Start DATA IN THIS EXERCISE

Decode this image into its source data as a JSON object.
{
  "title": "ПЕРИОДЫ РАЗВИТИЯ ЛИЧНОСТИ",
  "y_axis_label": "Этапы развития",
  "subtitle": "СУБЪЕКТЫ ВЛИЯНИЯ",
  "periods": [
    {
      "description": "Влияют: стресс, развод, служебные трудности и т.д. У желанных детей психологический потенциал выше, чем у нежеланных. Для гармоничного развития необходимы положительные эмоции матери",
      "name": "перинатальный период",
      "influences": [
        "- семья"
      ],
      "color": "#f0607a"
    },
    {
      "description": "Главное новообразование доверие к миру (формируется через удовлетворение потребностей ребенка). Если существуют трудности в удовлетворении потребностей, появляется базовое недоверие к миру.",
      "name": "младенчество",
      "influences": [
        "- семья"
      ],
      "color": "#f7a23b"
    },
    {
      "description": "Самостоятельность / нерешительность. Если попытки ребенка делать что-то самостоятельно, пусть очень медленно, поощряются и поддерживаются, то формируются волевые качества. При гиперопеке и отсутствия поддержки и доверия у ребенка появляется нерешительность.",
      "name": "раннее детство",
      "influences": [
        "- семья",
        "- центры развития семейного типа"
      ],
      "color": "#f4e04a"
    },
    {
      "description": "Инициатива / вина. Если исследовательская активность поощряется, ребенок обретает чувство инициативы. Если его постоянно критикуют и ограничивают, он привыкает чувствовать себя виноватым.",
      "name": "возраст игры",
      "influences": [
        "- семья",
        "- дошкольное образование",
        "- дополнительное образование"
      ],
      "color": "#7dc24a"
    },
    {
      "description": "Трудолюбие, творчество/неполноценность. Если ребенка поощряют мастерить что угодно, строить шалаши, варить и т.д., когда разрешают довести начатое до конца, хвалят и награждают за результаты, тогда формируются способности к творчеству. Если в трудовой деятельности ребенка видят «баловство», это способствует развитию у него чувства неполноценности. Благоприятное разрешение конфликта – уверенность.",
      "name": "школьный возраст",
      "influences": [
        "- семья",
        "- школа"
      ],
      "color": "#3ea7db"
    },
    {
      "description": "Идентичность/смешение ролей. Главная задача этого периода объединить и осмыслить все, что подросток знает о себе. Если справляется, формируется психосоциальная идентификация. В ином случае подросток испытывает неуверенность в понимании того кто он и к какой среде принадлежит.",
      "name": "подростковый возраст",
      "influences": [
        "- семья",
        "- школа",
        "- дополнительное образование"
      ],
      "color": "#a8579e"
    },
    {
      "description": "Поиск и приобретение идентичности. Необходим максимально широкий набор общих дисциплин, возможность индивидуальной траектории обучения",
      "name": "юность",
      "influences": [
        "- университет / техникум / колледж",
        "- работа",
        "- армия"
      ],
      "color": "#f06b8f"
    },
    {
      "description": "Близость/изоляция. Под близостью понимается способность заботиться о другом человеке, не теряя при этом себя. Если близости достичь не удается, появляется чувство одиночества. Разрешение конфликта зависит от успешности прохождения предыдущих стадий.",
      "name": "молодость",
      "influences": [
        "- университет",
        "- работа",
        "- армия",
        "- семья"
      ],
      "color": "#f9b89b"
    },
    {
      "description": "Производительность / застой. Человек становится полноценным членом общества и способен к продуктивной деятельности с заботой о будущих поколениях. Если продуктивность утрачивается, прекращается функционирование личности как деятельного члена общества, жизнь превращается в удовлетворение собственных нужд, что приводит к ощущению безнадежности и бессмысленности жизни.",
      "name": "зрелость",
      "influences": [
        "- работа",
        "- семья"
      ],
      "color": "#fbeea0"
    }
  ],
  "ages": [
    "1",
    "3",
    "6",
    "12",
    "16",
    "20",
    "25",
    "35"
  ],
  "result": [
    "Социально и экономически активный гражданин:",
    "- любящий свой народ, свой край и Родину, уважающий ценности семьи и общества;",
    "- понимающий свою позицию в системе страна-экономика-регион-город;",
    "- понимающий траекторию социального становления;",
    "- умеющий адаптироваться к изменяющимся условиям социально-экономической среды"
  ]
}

End DATA IN THIS EXERCISE

• _STATED GOAL_
Show the lines of the material that contain the word "университет".

• _EXPECTED ANSWER_
        "- университет / техникум / колледж",
        "- университет",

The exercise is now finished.